Extract from the listing each line in which the word "Please" appears.

================

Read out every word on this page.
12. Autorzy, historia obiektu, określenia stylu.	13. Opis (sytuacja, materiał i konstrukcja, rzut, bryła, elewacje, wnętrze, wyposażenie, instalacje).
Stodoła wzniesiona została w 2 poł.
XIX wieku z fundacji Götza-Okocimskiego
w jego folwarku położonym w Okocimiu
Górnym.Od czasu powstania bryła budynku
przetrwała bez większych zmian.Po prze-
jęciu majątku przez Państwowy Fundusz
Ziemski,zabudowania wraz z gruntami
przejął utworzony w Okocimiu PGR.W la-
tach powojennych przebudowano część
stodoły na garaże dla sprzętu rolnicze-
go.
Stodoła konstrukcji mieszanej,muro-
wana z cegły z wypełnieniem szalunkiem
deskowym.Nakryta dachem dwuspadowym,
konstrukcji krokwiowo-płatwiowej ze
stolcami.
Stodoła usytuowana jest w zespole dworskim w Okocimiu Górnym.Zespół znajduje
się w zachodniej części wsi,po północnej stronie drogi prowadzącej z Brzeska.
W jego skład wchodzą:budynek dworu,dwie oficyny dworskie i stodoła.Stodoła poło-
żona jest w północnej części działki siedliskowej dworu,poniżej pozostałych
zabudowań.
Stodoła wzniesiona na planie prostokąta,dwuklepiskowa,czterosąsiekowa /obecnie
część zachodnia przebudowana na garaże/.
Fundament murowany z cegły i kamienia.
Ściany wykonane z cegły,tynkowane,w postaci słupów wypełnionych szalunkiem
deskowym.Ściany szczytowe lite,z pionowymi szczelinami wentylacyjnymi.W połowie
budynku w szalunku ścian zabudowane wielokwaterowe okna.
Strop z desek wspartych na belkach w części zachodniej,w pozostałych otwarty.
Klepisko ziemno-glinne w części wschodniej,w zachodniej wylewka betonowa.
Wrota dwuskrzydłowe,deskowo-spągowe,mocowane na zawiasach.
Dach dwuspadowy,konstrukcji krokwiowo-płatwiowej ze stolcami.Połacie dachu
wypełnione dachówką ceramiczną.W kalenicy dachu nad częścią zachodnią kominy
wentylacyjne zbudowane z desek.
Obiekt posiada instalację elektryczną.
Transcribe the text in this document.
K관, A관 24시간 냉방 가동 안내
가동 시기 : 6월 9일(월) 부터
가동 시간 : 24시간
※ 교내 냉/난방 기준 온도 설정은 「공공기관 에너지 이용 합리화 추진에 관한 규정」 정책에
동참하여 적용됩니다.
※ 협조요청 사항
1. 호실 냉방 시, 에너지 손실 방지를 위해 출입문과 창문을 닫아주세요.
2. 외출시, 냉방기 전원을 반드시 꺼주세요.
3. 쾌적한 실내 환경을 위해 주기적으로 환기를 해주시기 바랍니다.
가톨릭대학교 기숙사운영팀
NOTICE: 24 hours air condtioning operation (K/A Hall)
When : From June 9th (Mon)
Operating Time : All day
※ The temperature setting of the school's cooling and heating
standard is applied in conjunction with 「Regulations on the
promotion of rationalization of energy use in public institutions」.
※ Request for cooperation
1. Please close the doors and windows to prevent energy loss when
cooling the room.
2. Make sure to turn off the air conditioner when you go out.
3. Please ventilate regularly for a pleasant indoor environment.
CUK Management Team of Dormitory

================

## RIGHT ANSWER
1. Please close the doors and windows to prevent energy loss when
3. Please ventilate regularly for a pleasant indoor environment.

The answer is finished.